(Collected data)
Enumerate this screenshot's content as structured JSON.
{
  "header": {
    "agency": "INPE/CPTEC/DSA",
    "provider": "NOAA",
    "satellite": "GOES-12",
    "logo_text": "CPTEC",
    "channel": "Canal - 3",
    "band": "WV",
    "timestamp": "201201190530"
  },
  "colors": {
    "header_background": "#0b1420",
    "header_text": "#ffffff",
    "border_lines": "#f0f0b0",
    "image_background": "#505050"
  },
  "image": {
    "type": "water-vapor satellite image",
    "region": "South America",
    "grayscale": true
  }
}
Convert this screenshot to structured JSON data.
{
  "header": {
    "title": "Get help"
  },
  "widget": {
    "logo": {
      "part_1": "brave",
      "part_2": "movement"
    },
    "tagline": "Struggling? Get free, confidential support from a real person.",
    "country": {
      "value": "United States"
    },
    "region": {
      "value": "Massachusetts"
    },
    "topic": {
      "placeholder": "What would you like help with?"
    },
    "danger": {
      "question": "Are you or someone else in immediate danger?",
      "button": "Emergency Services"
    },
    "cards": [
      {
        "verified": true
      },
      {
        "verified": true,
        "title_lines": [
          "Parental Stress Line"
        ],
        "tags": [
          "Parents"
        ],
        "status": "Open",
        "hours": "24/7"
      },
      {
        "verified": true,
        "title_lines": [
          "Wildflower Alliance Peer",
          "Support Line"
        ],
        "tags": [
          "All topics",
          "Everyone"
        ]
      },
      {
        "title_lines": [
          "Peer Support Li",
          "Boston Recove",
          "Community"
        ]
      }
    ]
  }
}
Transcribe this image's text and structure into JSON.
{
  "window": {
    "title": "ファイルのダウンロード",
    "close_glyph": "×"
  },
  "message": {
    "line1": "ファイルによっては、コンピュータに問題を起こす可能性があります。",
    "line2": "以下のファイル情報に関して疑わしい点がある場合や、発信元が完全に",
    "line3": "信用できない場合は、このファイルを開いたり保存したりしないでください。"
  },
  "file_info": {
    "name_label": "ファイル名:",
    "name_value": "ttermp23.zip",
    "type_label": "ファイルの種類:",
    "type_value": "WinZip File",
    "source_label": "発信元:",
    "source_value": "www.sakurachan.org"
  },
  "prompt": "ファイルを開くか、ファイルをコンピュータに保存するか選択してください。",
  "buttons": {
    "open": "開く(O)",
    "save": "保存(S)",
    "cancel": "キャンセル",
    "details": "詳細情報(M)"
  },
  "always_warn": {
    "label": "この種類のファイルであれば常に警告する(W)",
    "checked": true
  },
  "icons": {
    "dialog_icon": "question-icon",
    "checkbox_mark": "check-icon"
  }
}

• Problem: Out of the material above, gather each line where "structured" appears.

• Answer below:
Enumerate this screenshot's content as structured JSON.
Convert this screenshot to structured JSON data.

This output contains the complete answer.